◆ Written exercise
Turn the data into a numbered list, starting with its first line and going on through the line that contains "header-tab[interactable] [170,128,310,172]". Leave out any blank lines.
++++++++
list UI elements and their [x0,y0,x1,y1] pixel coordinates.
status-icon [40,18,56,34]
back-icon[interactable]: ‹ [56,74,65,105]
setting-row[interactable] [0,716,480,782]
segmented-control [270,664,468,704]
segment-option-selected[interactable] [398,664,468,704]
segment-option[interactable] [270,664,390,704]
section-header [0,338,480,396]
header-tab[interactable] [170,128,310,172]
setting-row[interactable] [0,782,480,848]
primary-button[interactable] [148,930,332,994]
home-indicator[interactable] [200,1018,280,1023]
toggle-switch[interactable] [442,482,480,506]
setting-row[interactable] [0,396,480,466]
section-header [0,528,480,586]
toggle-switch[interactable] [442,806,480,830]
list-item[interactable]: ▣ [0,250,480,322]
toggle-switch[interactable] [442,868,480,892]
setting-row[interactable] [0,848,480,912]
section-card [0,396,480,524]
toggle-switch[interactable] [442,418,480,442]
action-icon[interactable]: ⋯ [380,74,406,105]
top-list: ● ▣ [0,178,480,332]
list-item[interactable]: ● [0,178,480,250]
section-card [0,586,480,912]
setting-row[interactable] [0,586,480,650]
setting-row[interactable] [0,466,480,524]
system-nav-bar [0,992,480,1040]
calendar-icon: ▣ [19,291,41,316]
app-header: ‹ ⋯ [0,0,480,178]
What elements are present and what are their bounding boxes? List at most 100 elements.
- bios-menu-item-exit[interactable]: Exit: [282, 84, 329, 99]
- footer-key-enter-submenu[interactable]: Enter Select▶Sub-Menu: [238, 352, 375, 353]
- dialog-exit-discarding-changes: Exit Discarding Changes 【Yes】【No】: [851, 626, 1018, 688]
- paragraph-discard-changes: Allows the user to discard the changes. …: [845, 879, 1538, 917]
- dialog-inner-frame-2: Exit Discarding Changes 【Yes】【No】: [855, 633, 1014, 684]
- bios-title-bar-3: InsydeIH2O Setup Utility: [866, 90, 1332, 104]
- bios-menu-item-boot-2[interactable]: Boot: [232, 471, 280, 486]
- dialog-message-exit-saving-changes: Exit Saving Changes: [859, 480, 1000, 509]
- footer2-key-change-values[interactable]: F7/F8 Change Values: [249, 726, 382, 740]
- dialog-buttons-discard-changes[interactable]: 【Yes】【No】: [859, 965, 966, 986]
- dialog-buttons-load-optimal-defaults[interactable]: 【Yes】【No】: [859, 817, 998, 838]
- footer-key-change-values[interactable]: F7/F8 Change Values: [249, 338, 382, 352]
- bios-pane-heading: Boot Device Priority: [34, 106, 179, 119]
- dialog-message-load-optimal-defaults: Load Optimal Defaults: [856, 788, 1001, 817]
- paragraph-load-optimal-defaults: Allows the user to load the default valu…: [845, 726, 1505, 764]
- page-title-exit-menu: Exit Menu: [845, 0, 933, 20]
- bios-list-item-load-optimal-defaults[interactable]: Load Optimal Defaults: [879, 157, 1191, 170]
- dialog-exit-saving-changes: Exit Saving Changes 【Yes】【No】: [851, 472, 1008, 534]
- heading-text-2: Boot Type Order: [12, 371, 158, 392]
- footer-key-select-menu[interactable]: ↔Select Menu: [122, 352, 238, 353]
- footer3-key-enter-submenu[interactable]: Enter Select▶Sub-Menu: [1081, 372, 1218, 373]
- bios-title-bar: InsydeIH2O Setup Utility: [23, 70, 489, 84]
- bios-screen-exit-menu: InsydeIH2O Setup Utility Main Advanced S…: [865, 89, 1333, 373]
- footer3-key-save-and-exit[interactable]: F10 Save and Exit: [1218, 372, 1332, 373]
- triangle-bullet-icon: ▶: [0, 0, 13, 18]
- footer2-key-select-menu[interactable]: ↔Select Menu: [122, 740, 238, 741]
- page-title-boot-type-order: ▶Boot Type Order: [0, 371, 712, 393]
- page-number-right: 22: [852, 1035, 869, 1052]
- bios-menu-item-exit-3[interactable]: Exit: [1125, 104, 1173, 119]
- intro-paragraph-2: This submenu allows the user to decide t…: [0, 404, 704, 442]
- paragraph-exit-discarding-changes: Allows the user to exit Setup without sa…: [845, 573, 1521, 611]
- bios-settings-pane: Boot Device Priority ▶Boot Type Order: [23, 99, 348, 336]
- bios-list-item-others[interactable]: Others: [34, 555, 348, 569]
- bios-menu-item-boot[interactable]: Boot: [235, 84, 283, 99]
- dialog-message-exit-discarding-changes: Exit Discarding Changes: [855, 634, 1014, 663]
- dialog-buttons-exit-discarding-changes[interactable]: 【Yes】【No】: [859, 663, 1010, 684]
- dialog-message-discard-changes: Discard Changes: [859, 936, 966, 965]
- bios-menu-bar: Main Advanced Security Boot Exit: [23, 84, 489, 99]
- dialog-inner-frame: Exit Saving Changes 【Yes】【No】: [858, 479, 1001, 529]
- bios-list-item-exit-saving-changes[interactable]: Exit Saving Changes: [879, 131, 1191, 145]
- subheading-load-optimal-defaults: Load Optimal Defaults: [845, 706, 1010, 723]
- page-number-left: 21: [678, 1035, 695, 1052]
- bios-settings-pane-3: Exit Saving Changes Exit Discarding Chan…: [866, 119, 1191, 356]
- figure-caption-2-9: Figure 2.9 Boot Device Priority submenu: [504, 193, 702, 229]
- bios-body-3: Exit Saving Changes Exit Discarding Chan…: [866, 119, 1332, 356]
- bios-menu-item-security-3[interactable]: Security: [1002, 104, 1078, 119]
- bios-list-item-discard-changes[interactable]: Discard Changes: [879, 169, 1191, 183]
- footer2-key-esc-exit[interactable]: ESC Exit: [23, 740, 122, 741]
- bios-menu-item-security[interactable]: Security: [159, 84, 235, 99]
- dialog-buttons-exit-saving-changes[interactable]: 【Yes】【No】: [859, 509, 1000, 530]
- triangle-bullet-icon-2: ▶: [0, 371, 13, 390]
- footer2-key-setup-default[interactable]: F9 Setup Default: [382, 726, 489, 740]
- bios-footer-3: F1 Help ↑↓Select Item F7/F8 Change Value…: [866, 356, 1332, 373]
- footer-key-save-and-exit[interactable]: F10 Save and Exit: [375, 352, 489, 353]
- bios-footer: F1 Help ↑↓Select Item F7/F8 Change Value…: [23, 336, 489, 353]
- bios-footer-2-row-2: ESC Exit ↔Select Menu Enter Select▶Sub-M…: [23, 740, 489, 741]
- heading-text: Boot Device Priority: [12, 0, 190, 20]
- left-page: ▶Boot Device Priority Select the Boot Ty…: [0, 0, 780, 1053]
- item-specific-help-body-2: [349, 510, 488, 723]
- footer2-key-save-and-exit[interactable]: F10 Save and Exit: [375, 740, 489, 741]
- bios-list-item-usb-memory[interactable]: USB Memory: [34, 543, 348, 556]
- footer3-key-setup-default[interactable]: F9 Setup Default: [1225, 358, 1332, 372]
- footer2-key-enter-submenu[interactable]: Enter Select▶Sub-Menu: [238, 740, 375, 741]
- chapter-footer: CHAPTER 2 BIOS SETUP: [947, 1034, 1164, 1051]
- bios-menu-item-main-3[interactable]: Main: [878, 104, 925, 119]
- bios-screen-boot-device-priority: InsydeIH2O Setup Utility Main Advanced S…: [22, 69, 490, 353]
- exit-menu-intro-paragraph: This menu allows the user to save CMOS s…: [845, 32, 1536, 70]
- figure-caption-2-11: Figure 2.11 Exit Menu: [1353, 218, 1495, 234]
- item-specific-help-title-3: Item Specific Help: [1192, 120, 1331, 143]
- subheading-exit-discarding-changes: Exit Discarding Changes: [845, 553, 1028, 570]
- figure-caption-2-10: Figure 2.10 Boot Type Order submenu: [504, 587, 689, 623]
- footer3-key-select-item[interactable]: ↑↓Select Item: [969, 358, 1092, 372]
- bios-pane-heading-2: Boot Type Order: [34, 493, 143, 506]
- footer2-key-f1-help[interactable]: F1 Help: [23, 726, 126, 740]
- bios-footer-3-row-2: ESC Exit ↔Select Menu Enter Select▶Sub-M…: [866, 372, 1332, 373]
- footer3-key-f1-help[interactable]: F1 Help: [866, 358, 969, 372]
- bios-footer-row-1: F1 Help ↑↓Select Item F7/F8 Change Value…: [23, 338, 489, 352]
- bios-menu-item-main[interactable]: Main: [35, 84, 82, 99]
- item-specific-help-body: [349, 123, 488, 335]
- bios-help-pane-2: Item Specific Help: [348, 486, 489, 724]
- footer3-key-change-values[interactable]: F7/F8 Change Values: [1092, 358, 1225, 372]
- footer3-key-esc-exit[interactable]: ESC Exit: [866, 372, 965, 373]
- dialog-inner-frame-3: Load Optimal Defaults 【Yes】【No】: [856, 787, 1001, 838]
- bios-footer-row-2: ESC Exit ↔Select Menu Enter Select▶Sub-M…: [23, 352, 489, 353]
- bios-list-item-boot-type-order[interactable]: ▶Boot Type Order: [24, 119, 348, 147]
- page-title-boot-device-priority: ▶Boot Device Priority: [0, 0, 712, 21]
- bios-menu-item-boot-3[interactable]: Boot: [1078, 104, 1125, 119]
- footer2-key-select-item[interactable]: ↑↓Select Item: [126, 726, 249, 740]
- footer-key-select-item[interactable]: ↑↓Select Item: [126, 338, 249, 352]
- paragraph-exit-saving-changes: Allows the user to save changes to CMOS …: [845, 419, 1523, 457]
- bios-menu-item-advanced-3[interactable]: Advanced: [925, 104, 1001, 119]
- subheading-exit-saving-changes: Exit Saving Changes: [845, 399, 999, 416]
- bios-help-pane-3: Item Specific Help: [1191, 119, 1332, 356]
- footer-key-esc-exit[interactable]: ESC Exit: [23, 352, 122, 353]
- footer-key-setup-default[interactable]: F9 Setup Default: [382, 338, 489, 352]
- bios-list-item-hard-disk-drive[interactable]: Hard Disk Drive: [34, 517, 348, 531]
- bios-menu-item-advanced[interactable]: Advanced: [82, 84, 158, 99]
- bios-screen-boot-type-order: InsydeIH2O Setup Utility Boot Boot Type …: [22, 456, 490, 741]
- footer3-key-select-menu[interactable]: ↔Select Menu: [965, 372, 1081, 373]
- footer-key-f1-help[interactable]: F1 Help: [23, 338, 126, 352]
++++++++
◆ Finished answer
1. list UI elements and their [x0,y0,x1,y1] pixel coordinates.
2. status-icon [40,18,56,34]
3. back-icon[interactable]: ‹ [56,74,65,105]
4. setting-row[interactable] [0,716,480,782]
5. segmented-control [270,664,468,704]
6. segment-option-selected[interactable] [398,664,468,704]
7. segment-option[interactable] [270,664,390,704]
8. section-header [0,338,480,396]
9. header-tab[interactable] [170,128,310,172]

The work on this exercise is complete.